Aim of the exercise
Of all the lines in the material, how many include the word "npopulation"? Give only the number.
────────────────────────────────────────
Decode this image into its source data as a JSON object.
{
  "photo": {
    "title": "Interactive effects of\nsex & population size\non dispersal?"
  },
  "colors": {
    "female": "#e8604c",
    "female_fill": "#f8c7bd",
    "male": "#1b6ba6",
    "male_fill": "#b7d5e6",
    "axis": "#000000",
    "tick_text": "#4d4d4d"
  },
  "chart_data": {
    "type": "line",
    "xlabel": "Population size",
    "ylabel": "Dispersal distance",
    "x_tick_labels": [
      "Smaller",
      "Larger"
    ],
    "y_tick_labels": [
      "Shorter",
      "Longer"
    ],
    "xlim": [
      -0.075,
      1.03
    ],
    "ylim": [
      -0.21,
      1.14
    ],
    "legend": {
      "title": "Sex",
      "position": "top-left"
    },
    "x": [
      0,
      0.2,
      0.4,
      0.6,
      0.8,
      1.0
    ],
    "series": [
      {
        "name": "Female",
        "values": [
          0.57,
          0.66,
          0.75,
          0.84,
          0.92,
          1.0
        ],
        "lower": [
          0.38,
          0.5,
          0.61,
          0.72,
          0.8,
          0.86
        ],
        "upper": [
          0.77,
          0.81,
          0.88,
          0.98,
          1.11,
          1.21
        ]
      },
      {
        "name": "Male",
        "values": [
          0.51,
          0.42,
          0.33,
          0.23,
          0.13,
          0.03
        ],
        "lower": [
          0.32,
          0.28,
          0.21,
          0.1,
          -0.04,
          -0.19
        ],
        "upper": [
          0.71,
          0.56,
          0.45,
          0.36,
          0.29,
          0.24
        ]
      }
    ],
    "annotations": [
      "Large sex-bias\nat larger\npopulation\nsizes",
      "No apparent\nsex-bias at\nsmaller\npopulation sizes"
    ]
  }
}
────────────────────────────────────────
Result
2